Recorded data:
########
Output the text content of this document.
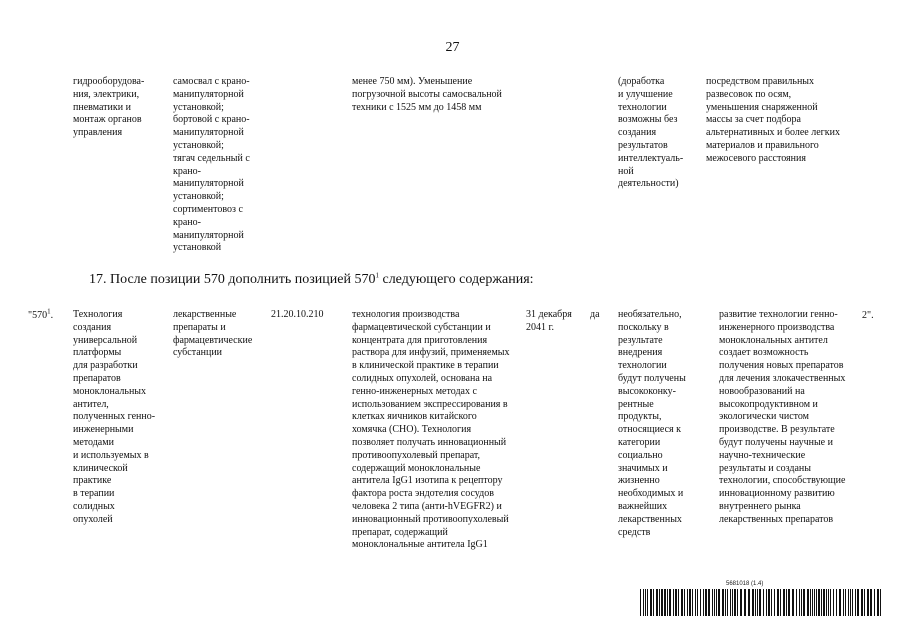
27
гидрооборудова-
ния, электрики,
пневматики и
монтаж органов
управления
самосвал с крано-
манипуляторной
установкой;
бортовой с крано-
манипуляторной
установкой;
тягач седельный с
крано-
манипуляторной
установкой;
сортиментовоз с
крано-
манипуляторной
установкой
менее 750 мм). Уменьшение
погрузочной высоты самосвальной
техники с 1525 мм до 1458 мм
(доработка
и улучшение
технологии
возможны без
создания
результатов
интеллектуаль-
ной
деятельности)
посредством правильных
развесовок по осям,
уменьшения снаряженной
массы за счет подбора
альтернативных и более легких
материалов и правильного
межосевого расстояния
17. После позиции 570 дополнить позицией $570^1$ следующего содержания:
"$570^1$. Технология
создания
универсальной
платформы
для разработки
препаратов
моноклональных
антител,
полученных генно-
инженерными
методами
и используемых в
клинической
практике
в терапии
солидных
опухолей
лекарственные
препараты и
фармацевтические
субстанции
21.20.10.210	технология производства
фармацевтической субстанции и
концентрата для приготовления
раствора для инфузий, применяемых
в клинической практике в терапии
солидных опухолей, основана на
генно-инженерных методах с
использованием экспрессирования в
клетках яичников китайского
хомячка (CHO). Технология
позволяет получать инновационный
противоопухолевый препарат,
содержащий моноклональные
антитела IgG1 изотипа к рецептору
фактора роста эндотелия сосудов
человека 2 типа (анти-hVEGFR2) и
инновационный противоопухолевый
препарат, содержащий
моноклональные антитела IgG1
31 декабря
2041 г.
да необязательно,
поскольку в
результате
внедрения
технологии
будут получены
высококонку-
рентные
продукты,
относящиеся к
категории
социально
значимых и
жизненно
необходимых и
важнейших
лекарственных
средств
развитие технологии генно-
инженерного производства
моноклональных антител
создает возможность
получения новых препаратов
для лечения злокачественных
новообразований на
высокопродуктивном и
экологически чистом
производстве. В результате
будут получены научные и
научно-технические
результаты и созданы
технологии, способствующие
инновационному развитию
внутреннего рынка
лекарственных препаратов
2".
5681018 (1.4)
########
Directions
Produce an exact copy of each line of data, skipping embedded images.

Solution
Output the text content of this document.
27
гидрооборудова-
ния, электрики,
пневматики и
монтаж органов
управления
самосвал с крано-
манипуляторной
установкой;
бортовой с крано-
манипуляторной
установкой;
тягач седельный с
крано-
манипуляторной
установкой;
сортиментовоз с
крано-
манипуляторной
установкой
менее 750 мм). Уменьшение
погрузочной высоты самосвальной
техники с 1525 мм до 1458 мм
(доработка
и улучшение
технологии
возможны без
создания
результатов
интеллектуаль-
ной
деятельности)
посредством правильных
развесовок по осям,
уменьшения снаряженной
массы за счет подбора
альтернативных и более легких
материалов и правильного
межосевого расстояния
17. После позиции 570 дополнить позицией $570^1$ следующего содержания:
"$570^1$. Технология
создания
универсальной
платформы
для разработки
препаратов
моноклональных
антител,
полученных генно-
инженерными
методами
и используемых в
клинической
практике
в терапии
солидных
опухолей
лекарственные
препараты и
фармацевтические
субстанции
21.20.10.210	технология производства
фармацевтической субстанции и
концентрата для приготовления
раствора для инфузий, применяемых
в клинической практике в терапии
солидных опухолей, основана на
генно-инженерных методах с
использованием экспрессирования в
клетках яичников китайского
хомячка (CHO). Технология
позволяет получать инновационный
противоопухолевый препарат,
содержащий моноклональные
антитела IgG1 изотипа к рецептору
фактора роста эндотелия сосудов
человека 2 типа (анти-hVEGFR2) и
инновационный противоопухолевый
препарат, содержащий
моноклональные антитела IgG1
31 декабря
2041 г.
да необязательно,
поскольку в
результате
внедрения
технологии
будут получены
высококонку-
рентные
продукты,
относящиеся к
категории
социально
значимых и
жизненно
необходимых и
важнейших
лекарственных
средств
развитие технологии генно-
инженерного производства
моноклональных антител
создает возможность
получения новых препаратов
для лечения злокачественных
новообразований на
высокопродуктивном и
экологически чистом
производстве. В результате
будут получены научные и
научно-технические
результаты и созданы
технологии, способствующие
инновационному развитию
внутреннего рынка
лекарственных препаратов
2".
5681018 (1.4)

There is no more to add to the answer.